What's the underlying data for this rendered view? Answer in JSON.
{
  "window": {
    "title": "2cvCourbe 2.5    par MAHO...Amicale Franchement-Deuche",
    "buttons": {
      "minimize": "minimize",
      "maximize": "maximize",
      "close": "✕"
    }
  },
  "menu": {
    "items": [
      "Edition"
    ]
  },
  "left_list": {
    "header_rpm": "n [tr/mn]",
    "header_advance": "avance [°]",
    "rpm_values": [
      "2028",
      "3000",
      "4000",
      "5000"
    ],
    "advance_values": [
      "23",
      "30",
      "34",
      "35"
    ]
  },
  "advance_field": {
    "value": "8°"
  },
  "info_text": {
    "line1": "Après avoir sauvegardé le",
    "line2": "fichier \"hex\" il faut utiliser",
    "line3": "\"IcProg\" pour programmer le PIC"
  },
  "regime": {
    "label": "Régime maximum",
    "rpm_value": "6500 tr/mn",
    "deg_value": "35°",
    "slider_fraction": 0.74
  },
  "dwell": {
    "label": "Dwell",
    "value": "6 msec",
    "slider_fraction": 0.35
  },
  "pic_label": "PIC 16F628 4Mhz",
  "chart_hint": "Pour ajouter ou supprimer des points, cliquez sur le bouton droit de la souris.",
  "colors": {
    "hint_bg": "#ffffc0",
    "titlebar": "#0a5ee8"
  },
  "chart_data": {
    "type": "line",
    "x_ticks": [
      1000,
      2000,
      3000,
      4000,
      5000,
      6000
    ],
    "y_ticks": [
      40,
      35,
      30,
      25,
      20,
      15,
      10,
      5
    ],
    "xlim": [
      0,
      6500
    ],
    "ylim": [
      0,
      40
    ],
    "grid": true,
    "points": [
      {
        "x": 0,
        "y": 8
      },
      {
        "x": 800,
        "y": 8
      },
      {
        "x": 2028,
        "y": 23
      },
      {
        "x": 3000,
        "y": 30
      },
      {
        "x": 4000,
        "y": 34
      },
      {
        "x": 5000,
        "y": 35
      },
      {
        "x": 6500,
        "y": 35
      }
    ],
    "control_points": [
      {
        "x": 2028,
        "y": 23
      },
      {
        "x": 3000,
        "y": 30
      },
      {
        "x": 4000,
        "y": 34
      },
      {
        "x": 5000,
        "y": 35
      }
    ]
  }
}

▬▬▬▬▬▬▬▬▬▬

Restate every entry word for word.

> **WORKED SOLUTION**
What's the underlying data for this rendered view? Answer in JSON.
{
  "window": {
    "title": "2cvCourbe 2.5    par MAHO...Amicale Franchement-Deuche",
    "buttons": {
      "minimize": "minimize",
      "maximize": "maximize",
      "close": "✕"
    }
  },
  "menu": {
    "items": [
      "Edition"
    ]
  },
  "left_list": {
    "header_rpm": "n [tr/mn]",
    "header_advance": "avance [°]",
    "rpm_values": [
      "2028",
      "3000",
      "4000",
      "5000"
    ],
    "advance_values": [
      "23",
      "30",
      "34",
      "35"
    ]
  },
  "advance_field": {
    "value": "8°"
  },
  "info_text": {
    "line1": "Après avoir sauvegardé le",
    "line2": "fichier \"hex\" il faut utiliser",
    "line3": "\"IcProg\" pour programmer le PIC"
  },
  "regime": {
    "label": "Régime maximum",
    "rpm_value": "6500 tr/mn",
    "deg_value": "35°",
    "slider_fraction": 0.74
  },
  "dwell": {
    "label": "Dwell",
    "value": "6 msec",
    "slider_fraction": 0.35
  },
  "pic_label": "PIC 16F628 4Mhz",
  "chart_hint": "Pour ajouter ou supprimer des points, cliquez sur le bouton droit de la souris.",
  "colors": {
    "hint_bg": "#ffffc0",
    "titlebar": "#0a5ee8"
  },
  "chart_data": {
    "type": "line",
    "x_ticks": [
      1000,
      2000,
      3000,
      4000,
      5000,
      6000
    ],
    "y_ticks": [
      40,
      35,
      30,
      25,
      20,
      15,
      10,
      5
    ],
    "xlim": [
      0,
      6500
    ],
    "ylim": [
      0,
      40
    ],
    "grid": true,
    "points": [
      {
        "x": 0,
        "y": 8
      },
      {
        "x": 800,
        "y": 8
      },
      {
        "x": 2028,
        "y": 23
      },
      {
        "x": 3000,
        "y": 30
      },
      {
        "x": 4000,
        "y": 34
      },
      {
        "x": 5000,
        "y": 35
      },
      {
        "x": 6500,
        "y": 35
      }
    ],
    "control_points": [
      {
        "x": 2028,
        "y": 23
      },
      {
        "x": 3000,
        "y": 30
      },
      {
        "x": 4000,
        "y": 34
      },
      {
        "x": 5000,
        "y": 35
      }
    ]
  }
}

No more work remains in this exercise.